** DIRECTIVE **
Reproduce all entries verbatim, with nothing added or dropped.
start
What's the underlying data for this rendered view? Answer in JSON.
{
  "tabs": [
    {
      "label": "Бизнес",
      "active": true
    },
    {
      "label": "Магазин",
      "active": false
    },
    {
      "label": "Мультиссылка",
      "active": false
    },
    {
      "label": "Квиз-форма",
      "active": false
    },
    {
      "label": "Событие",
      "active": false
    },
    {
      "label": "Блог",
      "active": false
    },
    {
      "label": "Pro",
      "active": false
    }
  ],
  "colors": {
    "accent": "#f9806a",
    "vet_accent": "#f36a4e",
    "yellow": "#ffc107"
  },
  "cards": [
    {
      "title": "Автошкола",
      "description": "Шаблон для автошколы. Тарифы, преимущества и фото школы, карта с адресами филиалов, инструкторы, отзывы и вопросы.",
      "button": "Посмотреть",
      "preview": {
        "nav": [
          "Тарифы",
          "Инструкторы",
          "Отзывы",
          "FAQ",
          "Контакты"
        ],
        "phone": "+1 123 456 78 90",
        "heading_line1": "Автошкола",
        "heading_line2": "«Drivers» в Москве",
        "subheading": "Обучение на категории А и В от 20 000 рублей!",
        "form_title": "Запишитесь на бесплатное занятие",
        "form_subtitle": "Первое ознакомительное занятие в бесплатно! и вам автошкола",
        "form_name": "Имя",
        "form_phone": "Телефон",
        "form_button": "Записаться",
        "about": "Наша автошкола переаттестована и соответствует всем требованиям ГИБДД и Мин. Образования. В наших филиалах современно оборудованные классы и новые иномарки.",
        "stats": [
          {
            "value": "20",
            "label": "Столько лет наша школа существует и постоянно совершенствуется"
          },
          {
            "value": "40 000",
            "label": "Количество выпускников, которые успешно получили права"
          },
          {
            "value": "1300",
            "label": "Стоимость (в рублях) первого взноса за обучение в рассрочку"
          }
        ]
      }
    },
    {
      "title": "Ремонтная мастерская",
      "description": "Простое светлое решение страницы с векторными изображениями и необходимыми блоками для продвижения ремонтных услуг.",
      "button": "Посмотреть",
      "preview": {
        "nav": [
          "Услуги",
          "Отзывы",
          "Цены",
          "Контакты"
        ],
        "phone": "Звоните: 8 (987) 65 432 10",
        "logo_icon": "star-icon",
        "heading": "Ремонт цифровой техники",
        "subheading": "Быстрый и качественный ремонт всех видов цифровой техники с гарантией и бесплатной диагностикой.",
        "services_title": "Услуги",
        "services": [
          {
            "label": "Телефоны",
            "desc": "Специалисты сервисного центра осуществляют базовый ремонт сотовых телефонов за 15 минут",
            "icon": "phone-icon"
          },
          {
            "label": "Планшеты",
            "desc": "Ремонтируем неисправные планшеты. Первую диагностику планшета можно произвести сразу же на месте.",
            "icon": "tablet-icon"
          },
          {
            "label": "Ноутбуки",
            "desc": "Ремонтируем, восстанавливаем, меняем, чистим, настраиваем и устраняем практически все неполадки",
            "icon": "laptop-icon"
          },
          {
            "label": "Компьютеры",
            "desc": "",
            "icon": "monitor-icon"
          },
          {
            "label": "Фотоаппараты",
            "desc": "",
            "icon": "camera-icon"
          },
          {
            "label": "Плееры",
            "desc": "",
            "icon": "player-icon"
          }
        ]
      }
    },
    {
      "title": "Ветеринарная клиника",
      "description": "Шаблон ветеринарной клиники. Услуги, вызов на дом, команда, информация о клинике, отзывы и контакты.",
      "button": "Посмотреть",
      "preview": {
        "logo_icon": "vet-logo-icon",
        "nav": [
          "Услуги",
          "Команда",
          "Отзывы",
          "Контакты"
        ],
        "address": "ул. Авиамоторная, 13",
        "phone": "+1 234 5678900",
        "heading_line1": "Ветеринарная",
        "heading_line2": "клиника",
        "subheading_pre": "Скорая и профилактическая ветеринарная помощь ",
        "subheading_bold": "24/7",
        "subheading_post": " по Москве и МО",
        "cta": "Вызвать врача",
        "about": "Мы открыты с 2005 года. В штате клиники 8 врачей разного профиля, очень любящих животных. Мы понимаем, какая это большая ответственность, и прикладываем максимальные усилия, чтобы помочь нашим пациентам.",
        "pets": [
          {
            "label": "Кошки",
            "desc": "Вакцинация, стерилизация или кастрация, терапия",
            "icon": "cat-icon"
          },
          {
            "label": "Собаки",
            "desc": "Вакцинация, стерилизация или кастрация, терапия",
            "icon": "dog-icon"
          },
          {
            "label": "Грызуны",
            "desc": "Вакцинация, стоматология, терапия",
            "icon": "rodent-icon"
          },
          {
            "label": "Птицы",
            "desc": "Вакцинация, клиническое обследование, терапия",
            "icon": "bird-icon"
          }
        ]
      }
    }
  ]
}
end
** RESULT FOR THIS EXERCISE **
What's the underlying data for this rendered view? Answer in JSON.
{
  "tabs": [
    {
      "label": "Бизнес",
      "active": true
    },
    {
      "label": "Магазин",
      "active": false
    },
    {
      "label": "Мультиссылка",
      "active": false
    },
    {
      "label": "Квиз-форма",
      "active": false
    },
    {
      "label": "Событие",
      "active": false
    },
    {
      "label": "Блог",
      "active": false
    },
    {
      "label": "Pro",
      "active": false
    }
  ],
  "colors": {
    "accent": "#f9806a",
    "vet_accent": "#f36a4e",
    "yellow": "#ffc107"
  },
  "cards": [
    {
      "title": "Автошкола",
      "description": "Шаблон для автошколы. Тарифы, преимущества и фото школы, карта с адресами филиалов, инструкторы, отзывы и вопросы.",
      "button": "Посмотреть",
      "preview": {
        "nav": [
          "Тарифы",
          "Инструкторы",
          "Отзывы",
          "FAQ",
          "Контакты"
        ],
        "phone": "+1 123 456 78 90",
        "heading_line1": "Автошкола",
        "heading_line2": "«Drivers» в Москве",
        "subheading": "Обучение на категории А и В от 20 000 рублей!",
        "form_title": "Запишитесь на бесплатное занятие",
        "form_subtitle": "Первое ознакомительное занятие в бесплатно! и вам автошкола",
        "form_name": "Имя",
        "form_phone": "Телефон",
        "form_button": "Записаться",
        "about": "Наша автошкола переаттестована и соответствует всем требованиям ГИБДД и Мин. Образования. В наших филиалах современно оборудованные классы и новые иномарки.",
        "stats": [
          {
            "value": "20",
            "label": "Столько лет наша школа существует и постоянно совершенствуется"
          },
          {
            "value": "40 000",
            "label": "Количество выпускников, которые успешно получили права"
          },
          {
            "value": "1300",
            "label": "Стоимость (в рублях) первого взноса за обучение в рассрочку"
          }
        ]
      }
    },
    {
      "title": "Ремонтная мастерская",
      "description": "Простое светлое решение страницы с векторными изображениями и необходимыми блоками для продвижения ремонтных услуг.",
      "button": "Посмотреть",
      "preview": {
        "nav": [
          "Услуги",
          "Отзывы",
          "Цены",
          "Контакты"
        ],
        "phone": "Звоните: 8 (987) 65 432 10",
        "logo_icon": "star-icon",
        "heading": "Ремонт цифровой техники",
        "subheading": "Быстрый и качественный ремонт всех видов цифровой техники с гарантией и бесплатной диагностикой.",
        "services_title": "Услуги",
        "services": [
          {
            "label": "Телефоны",
            "desc": "Специалисты сервисного центра осуществляют базовый ремонт сотовых телефонов за 15 минут",
            "icon": "phone-icon"
          },
          {
            "label": "Планшеты",
            "desc": "Ремонтируем неисправные планшеты. Первую диагностику планшета можно произвести сразу же на месте.",
            "icon": "tablet-icon"
          },
          {
            "label": "Ноутбуки",
            "desc": "Ремонтируем, восстанавливаем, меняем, чистим, настраиваем и устраняем практически все неполадки",
            "icon": "laptop-icon"
          },
          {
            "label": "Компьютеры",
            "desc": "",
            "icon": "monitor-icon"
          },
          {
            "label": "Фотоаппараты",
            "desc": "",
            "icon": "camera-icon"
          },
          {
            "label": "Плееры",
            "desc": "",
            "icon": "player-icon"
          }
        ]
      }
    },
    {
      "title": "Ветеринарная клиника",
      "description": "Шаблон ветеринарной клиники. Услуги, вызов на дом, команда, информация о клинике, отзывы и контакты.",
      "button": "Посмотреть",
      "preview": {
        "logo_icon": "vet-logo-icon",
        "nav": [
          "Услуги",
          "Команда",
          "Отзывы",
          "Контакты"
        ],
        "address": "ул. Авиамоторная, 13",
        "phone": "+1 234 5678900",
        "heading_line1": "Ветеринарная",
        "heading_line2": "клиника",
        "subheading_pre": "Скорая и профилактическая ветеринарная помощь ",
        "subheading_bold": "24/7",
        "subheading_post": " по Москве и МО",
        "cta": "Вызвать врача",
        "about": "Мы открыты с 2005 года. В штате клиники 8 врачей разного профиля, очень любящих животных. Мы понимаем, какая это большая ответственность, и прикладываем максимальные усилия, чтобы помочь нашим пациентам.",
        "pets": [
          {
            "label": "Кошки",
            "desc": "Вакцинация, стерилизация или кастрация, терапия",
            "icon": "cat-icon"
          },
          {
            "label": "Собаки",
            "desc": "Вакцинация, стерилизация или кастрация, терапия",
            "icon": "dog-icon"
          },
          {
            "label": "Грызуны",
            "desc": "Вакцинация, стоматология, терапия",
            "icon": "rodent-icon"
          },
          {
            "label": "Птицы",
            "desc": "Вакцинация, клиническое обследование, терапия",
            "icon": "bird-icon"
          }
        ]
      }
    }
  ]
}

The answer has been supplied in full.